Copy the listing below, substituting "Drawing dimensions" for every occurrence of "Patent image size" and leaving everything else unchanged.

Input material:
[Begin]
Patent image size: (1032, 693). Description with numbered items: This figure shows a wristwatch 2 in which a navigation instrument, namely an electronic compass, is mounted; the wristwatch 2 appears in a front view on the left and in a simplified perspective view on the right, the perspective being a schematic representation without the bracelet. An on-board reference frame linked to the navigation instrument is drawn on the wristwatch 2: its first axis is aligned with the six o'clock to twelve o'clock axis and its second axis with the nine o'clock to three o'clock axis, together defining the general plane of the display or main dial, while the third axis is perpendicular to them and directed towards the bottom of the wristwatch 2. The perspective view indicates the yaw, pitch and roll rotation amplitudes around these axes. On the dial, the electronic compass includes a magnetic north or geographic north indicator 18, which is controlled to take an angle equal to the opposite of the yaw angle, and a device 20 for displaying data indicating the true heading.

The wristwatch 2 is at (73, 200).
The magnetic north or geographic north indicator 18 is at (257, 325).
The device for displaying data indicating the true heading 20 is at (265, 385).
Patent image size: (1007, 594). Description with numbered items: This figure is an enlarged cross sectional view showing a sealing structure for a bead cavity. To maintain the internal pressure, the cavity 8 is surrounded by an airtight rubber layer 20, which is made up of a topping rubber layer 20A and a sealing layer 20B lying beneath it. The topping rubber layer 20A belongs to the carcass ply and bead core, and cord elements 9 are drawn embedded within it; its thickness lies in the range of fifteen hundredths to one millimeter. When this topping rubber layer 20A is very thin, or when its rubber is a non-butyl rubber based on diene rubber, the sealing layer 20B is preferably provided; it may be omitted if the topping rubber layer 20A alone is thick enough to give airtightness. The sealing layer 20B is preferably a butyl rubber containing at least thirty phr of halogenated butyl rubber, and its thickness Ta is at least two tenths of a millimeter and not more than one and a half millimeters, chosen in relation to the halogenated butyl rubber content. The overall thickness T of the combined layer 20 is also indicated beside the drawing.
[End]
Answer:
Drawing dimensions: (1032, 693). Description with numbered items: This figure shows a wristwatch 2 in which a navigation instrument, namely an electronic compass, is mounted; the wristwatch 2 appears in a front view on the left and in a simplified perspective view on the right, the perspective being a schematic representation without the bracelet. An on-board reference frame linked to the navigation instrument is drawn on the wristwatch 2: its first axis is aligned with the six o'clock to twelve o'clock axis and its second axis with the nine o'clock to three o'clock axis, together defining the general plane of the display or main dial, while the third axis is perpendicular to them and directed towards the bottom of the wristwatch 2. The perspective view indicates the yaw, pitch and roll rotation amplitudes around these axes. On the dial, the electronic compass includes a magnetic north or geographic north indicator 18, which is controlled to take an angle equal to the opposite of the yaw angle, and a device 20 for displaying data indicating the true heading.

The wristwatch 2 is at (73, 200).
The magnetic north or geographic north indicator 18 is at (257, 325).
The device for displaying data indicating the true heading 20 is at (265, 385).
Drawing dimensions: (1007, 594). Description with numbered items: This figure is an enlarged cross sectional view showing a sealing structure for a bead cavity. To maintain the internal pressure, the cavity 8 is surrounded by an airtight rubber layer 20, which is made up of a topping rubber layer 20A and a sealing layer 20B lying beneath it. The topping rubber layer 20A belongs to the carcass ply and bead core, and cord elements 9 are drawn embedded within it; its thickness lies in the range of fifteen hundredths to one millimeter. When this topping rubber layer 20A is very thin, or when its rubber is a non-butyl rubber based on diene rubber, the sealing layer 20B is preferably provided; it may be omitted if the topping rubber layer 20A alone is thick enough to give airtightness. The sealing layer 20B is preferably a butyl rubber containing at least thirty phr of halogenated butyl rubber, and its thickness Ta is at least two tenths of a millimeter and not more than one and a half millimeters, chosen in relation to the halogenated butyl rubber content. The overall thickness T of the combined layer 20 is also indicated beside the drawing.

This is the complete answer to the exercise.